# [Questions on the material]
**A)** Say whether each statement agrees with the case text about a patient's cancer-related pain. Answer yes or no for each and quote the deciding words from the text. (i) The patient's leg pain affected both legs. (ii) Anti-convulsants gave the patient the pain relief she wanted. (iii) Her GP prescribed Pethidine.
**B)** Extend the case text about managing the patient's cancer-related pain, starting after its final sentence.

# [Extracted text]
-----

A 42-year-old female with ovarian cancer, receiving adjuvant treatment, was referred to me for pain assessment and management. Following assessment, my impression was that she was suffering from bilateral leg pain, likely neuropathic in origin. She related to this pain as a paclitaxel-related side effect, which is unusual but not impossible.
This lady tried a range of different opioids from which she developed unacceptable side effects. Anti-convulsants were also tried in managing her pain with no desired pain relief as result. She found it increasing difficult to care for her three young children, and her husband was becoming increasingly more frustrated about her pain issues.
Amongst all the difficulties in gaining appropriate pain control, her GP prescribed Pethidine IM, which she now requires on a daily basis. Pethidine is her drug of choice as it provides her with good pain relief for a short time with few side effects. I educated this lady on the long-term effects of chronic Pethidine use and coordinated with her GP to consider the use of methadone in addition to psychotherapy in managing her pain.

-----

# [Source data]
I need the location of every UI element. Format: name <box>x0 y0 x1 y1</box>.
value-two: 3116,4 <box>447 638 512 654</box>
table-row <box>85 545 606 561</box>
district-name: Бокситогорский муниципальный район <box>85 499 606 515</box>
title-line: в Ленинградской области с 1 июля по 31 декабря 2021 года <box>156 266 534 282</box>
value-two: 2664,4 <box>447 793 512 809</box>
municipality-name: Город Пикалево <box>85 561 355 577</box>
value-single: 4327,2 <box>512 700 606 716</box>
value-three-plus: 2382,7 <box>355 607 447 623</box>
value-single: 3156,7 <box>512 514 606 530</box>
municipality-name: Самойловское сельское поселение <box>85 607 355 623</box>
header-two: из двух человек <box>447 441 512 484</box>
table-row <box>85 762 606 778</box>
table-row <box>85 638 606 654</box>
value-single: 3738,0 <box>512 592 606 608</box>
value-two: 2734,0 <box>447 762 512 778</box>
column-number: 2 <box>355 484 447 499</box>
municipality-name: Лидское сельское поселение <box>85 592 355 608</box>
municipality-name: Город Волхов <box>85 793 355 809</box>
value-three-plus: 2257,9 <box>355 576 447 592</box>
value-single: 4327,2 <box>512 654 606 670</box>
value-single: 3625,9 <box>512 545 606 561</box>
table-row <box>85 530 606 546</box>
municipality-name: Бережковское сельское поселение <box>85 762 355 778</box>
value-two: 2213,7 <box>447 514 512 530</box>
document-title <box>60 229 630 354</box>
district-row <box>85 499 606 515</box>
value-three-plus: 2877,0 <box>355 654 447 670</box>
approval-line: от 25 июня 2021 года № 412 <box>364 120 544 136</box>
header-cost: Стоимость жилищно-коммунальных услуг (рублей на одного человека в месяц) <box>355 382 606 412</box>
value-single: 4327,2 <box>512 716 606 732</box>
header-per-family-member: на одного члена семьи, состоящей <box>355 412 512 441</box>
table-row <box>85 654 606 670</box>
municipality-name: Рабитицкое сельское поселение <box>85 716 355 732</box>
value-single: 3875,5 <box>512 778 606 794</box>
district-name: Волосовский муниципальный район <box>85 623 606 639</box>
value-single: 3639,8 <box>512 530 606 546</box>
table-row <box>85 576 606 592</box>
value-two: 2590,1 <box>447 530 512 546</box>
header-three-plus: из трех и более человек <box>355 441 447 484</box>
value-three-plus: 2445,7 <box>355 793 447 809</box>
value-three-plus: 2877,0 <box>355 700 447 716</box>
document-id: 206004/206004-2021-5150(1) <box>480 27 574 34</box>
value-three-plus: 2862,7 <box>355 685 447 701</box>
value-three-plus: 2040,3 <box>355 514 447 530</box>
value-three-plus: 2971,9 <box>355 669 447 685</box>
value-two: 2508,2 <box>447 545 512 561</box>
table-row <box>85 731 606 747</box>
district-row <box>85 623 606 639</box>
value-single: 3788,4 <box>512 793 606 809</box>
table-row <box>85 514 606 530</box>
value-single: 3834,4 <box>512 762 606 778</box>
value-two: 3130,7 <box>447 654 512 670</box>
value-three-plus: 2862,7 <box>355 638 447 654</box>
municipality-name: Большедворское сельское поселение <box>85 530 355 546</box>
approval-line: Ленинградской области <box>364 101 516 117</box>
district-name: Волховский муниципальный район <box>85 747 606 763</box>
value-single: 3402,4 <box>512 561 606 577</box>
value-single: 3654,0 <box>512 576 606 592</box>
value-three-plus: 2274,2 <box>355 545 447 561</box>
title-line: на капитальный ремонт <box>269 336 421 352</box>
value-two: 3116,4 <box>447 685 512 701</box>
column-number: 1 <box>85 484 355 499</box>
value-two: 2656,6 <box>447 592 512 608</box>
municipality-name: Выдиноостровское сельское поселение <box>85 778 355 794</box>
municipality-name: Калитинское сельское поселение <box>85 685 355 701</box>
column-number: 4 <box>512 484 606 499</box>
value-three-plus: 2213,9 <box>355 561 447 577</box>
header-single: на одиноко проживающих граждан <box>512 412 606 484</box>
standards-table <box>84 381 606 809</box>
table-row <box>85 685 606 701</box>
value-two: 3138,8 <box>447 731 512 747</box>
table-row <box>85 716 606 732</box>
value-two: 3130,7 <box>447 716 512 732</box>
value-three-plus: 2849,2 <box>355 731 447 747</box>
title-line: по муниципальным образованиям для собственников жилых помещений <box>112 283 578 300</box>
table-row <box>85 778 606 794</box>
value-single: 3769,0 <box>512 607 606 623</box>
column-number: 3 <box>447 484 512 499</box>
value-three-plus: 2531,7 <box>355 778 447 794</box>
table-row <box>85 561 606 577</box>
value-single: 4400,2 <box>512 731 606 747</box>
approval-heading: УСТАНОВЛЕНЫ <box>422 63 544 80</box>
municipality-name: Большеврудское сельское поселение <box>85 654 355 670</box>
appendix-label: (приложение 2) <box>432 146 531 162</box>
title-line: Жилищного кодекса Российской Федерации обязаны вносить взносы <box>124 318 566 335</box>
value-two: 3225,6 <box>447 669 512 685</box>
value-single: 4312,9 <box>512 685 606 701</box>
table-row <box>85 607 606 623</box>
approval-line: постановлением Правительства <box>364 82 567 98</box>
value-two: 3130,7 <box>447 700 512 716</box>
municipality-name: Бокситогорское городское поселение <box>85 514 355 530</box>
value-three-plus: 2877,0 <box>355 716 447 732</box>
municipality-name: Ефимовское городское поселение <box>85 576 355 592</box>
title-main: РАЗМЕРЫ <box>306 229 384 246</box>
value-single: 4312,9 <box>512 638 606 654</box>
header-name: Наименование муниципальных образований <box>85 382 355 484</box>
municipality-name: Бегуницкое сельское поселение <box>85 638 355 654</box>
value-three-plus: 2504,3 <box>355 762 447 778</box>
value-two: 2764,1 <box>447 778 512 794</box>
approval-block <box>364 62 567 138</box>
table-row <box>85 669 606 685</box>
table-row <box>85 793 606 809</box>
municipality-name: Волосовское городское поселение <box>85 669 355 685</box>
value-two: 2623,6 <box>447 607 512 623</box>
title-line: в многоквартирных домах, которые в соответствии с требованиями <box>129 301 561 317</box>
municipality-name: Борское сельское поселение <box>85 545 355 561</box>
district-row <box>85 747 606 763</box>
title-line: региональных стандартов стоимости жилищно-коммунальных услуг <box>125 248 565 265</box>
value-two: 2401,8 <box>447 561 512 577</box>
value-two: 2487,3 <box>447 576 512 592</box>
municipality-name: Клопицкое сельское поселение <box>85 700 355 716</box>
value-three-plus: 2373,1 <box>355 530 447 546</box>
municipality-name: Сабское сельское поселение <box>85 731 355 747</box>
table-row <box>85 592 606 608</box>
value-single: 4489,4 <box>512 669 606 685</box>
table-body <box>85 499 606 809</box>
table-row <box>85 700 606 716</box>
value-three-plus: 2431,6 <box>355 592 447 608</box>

-----

# [Responses]
**A)**
(i) Yes: "bilateral leg pain, likely neuropathic in origin"
(ii) No: "Anti-convulsants were also tried in managing her pain with no desired pain relief as result."
(iii) Yes: "her GP prescribed Pethidine IM"

**B)**
In managing cancer pain, do we need to reframe our thinking around chronic opioid therapy, particularly when a patient is not dying? Do we recognize that there are both benefits and risks to long-term opioid therapy? What is our role in assessing and screening for psychosocial distress and opioid dependency? In approaching a patient and her problems, what is actually guiding our practice?
Attitudes toward opioid use has changed over the last two decades. Twenty years ago, pain relief was delivered to the dying, and then the process changed to pain relief delivery to cancer patients. Nowadays, pain relief is also administered to patients suffering from chronic, non-malignant diseases. Emerging evidence tells us the picture is getting more complicated. Today we consider denial of pain relief as unethical. Fifty out of 206 countries have legalized opioids for cancer pain.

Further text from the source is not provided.